> [Provided records]
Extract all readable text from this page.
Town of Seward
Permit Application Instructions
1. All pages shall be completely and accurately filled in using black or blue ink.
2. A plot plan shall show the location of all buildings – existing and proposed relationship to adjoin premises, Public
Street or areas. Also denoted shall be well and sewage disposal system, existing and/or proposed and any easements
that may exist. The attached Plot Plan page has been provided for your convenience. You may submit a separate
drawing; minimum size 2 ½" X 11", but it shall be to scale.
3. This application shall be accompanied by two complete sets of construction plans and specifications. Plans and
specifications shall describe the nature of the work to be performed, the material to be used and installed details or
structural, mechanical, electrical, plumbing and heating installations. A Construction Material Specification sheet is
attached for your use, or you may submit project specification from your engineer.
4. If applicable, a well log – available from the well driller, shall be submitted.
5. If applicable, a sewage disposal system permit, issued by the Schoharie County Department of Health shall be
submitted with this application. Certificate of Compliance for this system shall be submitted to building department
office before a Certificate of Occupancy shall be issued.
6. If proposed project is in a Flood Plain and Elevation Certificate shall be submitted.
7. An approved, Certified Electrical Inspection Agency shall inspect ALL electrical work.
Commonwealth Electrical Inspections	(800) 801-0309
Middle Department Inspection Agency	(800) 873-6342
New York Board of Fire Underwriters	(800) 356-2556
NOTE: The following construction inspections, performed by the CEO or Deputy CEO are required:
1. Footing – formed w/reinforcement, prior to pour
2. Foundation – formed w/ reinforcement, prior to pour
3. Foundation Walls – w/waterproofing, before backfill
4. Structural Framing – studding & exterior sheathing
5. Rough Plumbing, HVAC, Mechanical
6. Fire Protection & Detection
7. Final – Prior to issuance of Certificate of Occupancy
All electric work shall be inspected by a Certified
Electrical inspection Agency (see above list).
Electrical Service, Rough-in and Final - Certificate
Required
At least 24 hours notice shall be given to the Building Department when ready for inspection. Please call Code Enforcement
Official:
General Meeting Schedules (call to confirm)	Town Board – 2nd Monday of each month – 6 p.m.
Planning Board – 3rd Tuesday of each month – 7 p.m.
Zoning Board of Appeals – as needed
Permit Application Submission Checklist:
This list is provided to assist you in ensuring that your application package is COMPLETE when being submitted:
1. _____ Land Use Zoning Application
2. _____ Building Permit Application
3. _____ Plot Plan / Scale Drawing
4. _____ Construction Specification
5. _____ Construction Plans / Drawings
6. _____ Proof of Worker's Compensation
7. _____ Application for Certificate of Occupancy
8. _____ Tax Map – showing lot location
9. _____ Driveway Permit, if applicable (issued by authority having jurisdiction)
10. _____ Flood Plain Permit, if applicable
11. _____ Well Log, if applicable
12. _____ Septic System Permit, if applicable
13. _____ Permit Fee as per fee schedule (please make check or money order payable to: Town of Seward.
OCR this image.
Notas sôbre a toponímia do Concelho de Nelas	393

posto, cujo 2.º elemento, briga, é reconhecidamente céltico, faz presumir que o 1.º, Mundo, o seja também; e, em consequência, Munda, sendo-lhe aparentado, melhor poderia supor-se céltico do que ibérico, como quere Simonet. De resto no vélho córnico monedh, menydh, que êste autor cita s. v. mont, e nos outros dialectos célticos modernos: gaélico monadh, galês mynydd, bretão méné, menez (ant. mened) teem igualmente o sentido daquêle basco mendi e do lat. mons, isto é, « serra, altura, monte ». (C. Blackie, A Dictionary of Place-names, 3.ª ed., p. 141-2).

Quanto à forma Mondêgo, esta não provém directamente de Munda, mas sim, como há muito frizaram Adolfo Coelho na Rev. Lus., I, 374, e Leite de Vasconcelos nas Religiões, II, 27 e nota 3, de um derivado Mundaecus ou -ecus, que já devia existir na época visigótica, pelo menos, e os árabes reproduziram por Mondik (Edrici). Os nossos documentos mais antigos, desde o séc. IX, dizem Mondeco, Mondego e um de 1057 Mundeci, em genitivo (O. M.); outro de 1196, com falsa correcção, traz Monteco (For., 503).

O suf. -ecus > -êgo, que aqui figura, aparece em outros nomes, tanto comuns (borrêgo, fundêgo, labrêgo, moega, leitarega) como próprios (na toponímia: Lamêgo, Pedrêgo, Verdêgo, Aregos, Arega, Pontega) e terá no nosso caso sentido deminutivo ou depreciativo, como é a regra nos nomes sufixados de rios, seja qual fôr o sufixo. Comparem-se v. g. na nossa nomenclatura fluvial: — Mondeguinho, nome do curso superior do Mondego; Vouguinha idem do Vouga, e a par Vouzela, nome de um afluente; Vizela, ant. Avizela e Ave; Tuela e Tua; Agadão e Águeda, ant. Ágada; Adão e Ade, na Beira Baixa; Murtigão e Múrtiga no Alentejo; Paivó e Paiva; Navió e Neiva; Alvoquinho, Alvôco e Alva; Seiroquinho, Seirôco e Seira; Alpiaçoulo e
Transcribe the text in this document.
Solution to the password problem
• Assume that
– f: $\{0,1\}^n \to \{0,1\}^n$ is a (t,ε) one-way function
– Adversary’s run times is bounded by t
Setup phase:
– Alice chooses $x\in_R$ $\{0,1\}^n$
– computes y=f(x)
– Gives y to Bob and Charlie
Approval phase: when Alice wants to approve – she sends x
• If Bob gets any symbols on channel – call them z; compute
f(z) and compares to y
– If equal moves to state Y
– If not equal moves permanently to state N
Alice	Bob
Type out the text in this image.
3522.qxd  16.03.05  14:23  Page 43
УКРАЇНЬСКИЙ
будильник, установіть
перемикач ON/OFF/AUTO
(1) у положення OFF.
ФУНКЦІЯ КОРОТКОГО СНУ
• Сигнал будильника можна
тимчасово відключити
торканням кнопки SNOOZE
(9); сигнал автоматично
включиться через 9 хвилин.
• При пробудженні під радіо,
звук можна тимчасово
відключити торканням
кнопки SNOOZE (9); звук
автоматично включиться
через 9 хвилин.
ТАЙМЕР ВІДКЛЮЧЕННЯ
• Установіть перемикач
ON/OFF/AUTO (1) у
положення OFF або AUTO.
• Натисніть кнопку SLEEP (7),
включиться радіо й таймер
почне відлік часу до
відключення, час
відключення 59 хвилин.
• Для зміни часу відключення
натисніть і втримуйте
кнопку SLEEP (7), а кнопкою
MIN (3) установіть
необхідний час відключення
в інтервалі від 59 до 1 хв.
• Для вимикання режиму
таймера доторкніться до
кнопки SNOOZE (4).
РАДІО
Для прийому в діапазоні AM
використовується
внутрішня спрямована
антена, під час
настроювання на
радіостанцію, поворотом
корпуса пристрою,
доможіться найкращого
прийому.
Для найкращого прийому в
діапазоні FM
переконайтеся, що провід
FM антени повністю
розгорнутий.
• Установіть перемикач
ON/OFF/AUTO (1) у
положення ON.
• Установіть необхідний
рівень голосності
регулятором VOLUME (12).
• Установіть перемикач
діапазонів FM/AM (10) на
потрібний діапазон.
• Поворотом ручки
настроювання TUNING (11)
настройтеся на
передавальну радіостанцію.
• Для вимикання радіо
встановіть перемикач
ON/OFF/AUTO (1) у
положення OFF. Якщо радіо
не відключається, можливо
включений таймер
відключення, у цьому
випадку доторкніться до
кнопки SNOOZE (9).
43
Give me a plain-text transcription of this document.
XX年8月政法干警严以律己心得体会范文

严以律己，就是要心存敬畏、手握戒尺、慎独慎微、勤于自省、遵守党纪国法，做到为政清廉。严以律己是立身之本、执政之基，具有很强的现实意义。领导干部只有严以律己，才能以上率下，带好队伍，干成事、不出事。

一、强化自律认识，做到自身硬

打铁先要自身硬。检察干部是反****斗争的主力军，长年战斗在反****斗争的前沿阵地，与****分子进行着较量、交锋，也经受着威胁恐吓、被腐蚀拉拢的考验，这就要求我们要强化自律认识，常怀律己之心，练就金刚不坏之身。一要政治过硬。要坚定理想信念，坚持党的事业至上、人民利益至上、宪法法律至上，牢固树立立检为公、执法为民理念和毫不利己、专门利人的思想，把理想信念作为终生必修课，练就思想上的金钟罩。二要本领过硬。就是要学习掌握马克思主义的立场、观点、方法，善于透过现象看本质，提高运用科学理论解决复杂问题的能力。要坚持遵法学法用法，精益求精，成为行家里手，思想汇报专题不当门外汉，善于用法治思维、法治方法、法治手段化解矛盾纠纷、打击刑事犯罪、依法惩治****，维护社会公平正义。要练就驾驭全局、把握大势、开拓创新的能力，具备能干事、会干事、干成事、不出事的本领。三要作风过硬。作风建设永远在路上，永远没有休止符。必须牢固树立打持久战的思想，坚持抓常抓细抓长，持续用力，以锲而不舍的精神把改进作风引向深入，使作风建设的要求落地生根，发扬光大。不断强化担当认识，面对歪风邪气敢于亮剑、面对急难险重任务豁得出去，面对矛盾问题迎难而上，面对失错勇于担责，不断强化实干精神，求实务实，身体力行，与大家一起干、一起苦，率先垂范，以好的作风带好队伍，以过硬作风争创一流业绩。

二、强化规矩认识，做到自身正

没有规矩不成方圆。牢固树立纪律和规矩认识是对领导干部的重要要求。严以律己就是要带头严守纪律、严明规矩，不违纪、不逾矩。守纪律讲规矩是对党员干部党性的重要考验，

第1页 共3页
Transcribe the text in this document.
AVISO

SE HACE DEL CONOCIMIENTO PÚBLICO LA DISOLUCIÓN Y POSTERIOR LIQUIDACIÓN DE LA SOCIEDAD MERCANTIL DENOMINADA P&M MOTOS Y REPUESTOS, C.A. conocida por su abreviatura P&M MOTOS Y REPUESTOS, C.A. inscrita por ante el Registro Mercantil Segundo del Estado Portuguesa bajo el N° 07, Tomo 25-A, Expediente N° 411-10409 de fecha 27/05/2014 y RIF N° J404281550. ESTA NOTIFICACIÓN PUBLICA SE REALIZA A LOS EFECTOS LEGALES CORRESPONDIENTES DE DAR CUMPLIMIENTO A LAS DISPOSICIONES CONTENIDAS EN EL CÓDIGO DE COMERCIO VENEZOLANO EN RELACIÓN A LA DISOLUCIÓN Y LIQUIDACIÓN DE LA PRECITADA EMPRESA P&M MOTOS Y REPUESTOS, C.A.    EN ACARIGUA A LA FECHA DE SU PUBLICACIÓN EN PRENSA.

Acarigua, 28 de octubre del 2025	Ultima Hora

> [Exercise task] Look through the entries and find each line that has the string "хвилин". Copy those lines.

> [Task result]
включиться через 9 хвилин.
через 9 хвилин.
відключення 59 хвилин.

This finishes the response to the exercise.